List each line of the data in which the string "block" appears.

--- Start of The input ---

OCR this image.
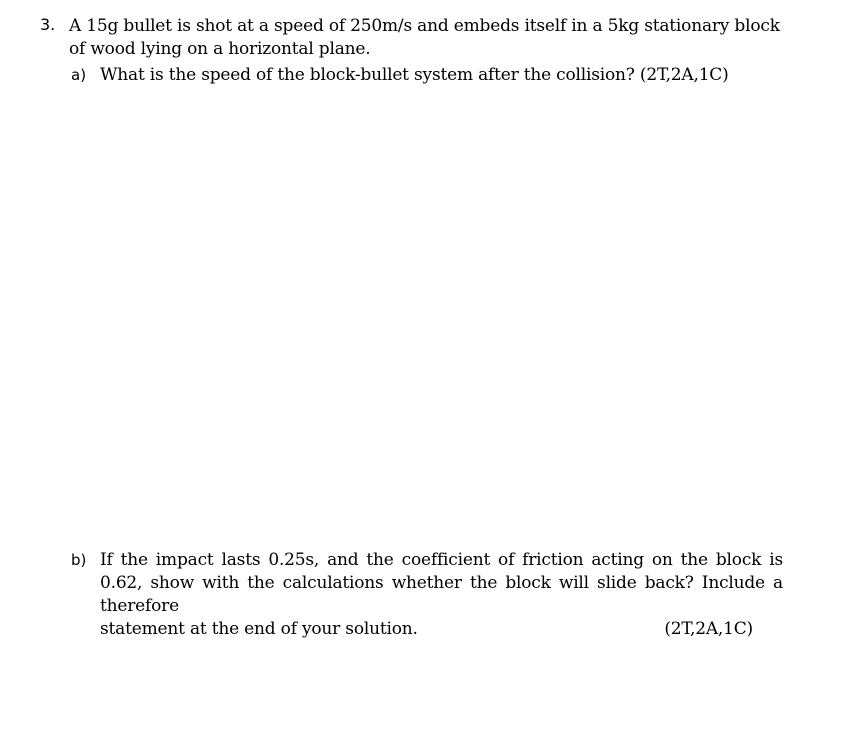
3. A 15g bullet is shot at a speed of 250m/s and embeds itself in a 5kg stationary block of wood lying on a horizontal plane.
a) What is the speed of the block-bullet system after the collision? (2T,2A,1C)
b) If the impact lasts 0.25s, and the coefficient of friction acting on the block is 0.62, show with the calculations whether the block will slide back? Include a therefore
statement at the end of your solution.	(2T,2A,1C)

--- End of The input ---

== Complete output ==
3. A 15g bullet is shot at a speed of 250m/s and embeds itself in a 5kg stationary block of wood lying on a horizontal plane.
a) What is the speed of the block-bullet system after the collision? (2T,2A,1C)
b) If the impact lasts 0.25s, and the coefficient of friction acting on the block is 0.62, show with the calculations whether the block will slide back? Include a therefore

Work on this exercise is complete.